Saved entries:
────────────────
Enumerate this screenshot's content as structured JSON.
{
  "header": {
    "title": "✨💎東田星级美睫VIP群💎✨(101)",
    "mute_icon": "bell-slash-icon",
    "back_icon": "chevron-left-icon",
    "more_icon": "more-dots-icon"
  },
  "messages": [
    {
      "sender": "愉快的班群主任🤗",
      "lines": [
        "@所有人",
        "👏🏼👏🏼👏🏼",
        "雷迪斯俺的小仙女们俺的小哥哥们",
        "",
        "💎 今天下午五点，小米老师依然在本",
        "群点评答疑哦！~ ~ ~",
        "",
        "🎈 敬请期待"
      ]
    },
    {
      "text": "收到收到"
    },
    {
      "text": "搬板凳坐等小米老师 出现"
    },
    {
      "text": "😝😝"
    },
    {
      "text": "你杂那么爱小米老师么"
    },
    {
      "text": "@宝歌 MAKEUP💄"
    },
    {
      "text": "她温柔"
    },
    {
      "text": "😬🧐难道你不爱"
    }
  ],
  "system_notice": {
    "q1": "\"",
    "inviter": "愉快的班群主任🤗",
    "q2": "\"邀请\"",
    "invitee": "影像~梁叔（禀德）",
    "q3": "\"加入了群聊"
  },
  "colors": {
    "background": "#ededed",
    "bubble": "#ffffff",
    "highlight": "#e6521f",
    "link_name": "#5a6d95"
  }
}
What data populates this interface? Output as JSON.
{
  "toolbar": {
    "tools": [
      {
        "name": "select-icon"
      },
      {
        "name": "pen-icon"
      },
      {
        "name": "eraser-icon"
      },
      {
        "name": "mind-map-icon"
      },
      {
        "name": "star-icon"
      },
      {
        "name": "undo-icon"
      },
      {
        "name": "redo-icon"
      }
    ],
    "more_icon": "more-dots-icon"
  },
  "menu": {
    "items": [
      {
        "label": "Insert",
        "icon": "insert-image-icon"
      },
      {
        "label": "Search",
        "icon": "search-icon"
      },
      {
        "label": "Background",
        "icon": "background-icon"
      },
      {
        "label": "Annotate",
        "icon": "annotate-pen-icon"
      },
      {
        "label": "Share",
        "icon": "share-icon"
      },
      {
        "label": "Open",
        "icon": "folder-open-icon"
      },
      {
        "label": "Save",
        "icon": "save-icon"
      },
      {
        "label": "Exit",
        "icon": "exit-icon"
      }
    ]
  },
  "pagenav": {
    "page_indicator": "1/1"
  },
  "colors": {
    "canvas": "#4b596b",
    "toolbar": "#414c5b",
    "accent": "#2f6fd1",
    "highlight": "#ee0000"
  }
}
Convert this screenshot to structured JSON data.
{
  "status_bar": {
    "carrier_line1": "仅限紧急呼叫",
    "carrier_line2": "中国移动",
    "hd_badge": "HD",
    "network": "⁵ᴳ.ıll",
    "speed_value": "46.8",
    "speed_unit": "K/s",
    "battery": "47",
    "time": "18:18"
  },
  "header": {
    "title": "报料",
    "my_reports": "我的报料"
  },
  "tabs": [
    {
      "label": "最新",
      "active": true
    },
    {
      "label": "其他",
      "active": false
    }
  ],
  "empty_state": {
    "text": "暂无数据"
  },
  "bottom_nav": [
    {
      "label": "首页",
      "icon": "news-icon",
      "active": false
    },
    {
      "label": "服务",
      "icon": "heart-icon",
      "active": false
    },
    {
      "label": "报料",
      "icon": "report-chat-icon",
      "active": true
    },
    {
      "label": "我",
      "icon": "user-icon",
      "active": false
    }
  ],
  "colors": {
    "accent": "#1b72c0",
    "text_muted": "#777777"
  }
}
────────────────
Quote each line above in full, word for word.

▶ Correct output:
Enumerate this screenshot's content as structured JSON.
{
  "header": {
    "title": "✨💎東田星级美睫VIP群💎✨(101)",
    "mute_icon": "bell-slash-icon",
    "back_icon": "chevron-left-icon",
    "more_icon": "more-dots-icon"
  },
  "messages": [
    {
      "sender": "愉快的班群主任🤗",
      "lines": [
        "@所有人",
        "👏🏼👏🏼👏🏼",
        "雷迪斯俺的小仙女们俺的小哥哥们",
        "",
        "💎 今天下午五点，小米老师依然在本",
        "群点评答疑哦！~ ~ ~",
        "",
        "🎈 敬请期待"
      ]
    },
    {
      "text": "收到收到"
    },
    {
      "text": "搬板凳坐等小米老师 出现"
    },
    {
      "text": "😝😝"
    },
    {
      "text": "你杂那么爱小米老师么"
    },
    {
      "text": "@宝歌 MAKEUP💄"
    },
    {
      "text": "她温柔"
    },
    {
      "text": "😬🧐难道你不爱"
    }
  ],
  "system_notice": {
    "q1": "\"",
    "inviter": "愉快的班群主任🤗",
    "q2": "\"邀请\"",
    "invitee": "影像~梁叔（禀德）",
    "q3": "\"加入了群聊"
  },
  "colors": {
    "background": "#ededed",
    "bubble": "#ffffff",
    "highlight": "#e6521f",
    "link_name": "#5a6d95"
  }
}
What data populates this interface? Output as JSON.
{
  "toolbar": {
    "tools": [
      {
        "name": "select-icon"
      },
      {
        "name": "pen-icon"
      },
      {
        "name": "eraser-icon"
      },
      {
        "name": "mind-map-icon"
      },
      {
        "name": "star-icon"
      },
      {
        "name": "undo-icon"
      },
      {
        "name": "redo-icon"
      }
    ],
    "more_icon": "more-dots-icon"
  },
  "menu": {
    "items": [
      {
        "label": "Insert",
        "icon": "insert-image-icon"
      },
      {
        "label": "Search",
        "icon": "search-icon"
      },
      {
        "label": "Background",
        "icon": "background-icon"
      },
      {
        "label": "Annotate",
        "icon": "annotate-pen-icon"
      },
      {
        "label": "Share",
        "icon": "share-icon"
      },
      {
        "label": "Open",
        "icon": "folder-open-icon"
      },
      {
        "label": "Save",
        "icon": "save-icon"
      },
      {
        "label": "Exit",
        "icon": "exit-icon"
      }
    ]
  },
  "pagenav": {
    "page_indicator": "1/1"
  },
  "colors": {
    "canvas": "#4b596b",
    "toolbar": "#414c5b",
    "accent": "#2f6fd1",
    "highlight": "#ee0000"
  }
}
Convert this screenshot to structured JSON data.
{
  "status_bar": {
    "carrier_line1": "仅限紧急呼叫",
    "carrier_line2": "中国移动",
    "hd_badge": "HD",
    "network": "⁵ᴳ.ıll",
    "speed_value": "46.8",
    "speed_unit": "K/s",
    "battery": "47",
    "time": "18:18"
  },
  "header": {
    "title": "报料",
    "my_reports": "我的报料"
  },
  "tabs": [
    {
      "label": "最新",
      "active": true
    },
    {
      "label": "其他",
      "active": false
    }
  ],
  "empty_state": {
    "text": "暂无数据"
  },
  "bottom_nav": [
    {
      "label": "首页",
      "icon": "news-icon",
      "active": false
    },
    {
      "label": "服务",
      "icon": "heart-icon",
      "active": false
    },
    {
      "label": "报料",
      "icon": "report-chat-icon",
      "active": true
    },
    {
      "label": "我",
      "icon": "user-icon",
      "active": false
    }
  ],
  "colors": {
    "accent": "#1b72c0",
    "text_muted": "#777777"
  }
}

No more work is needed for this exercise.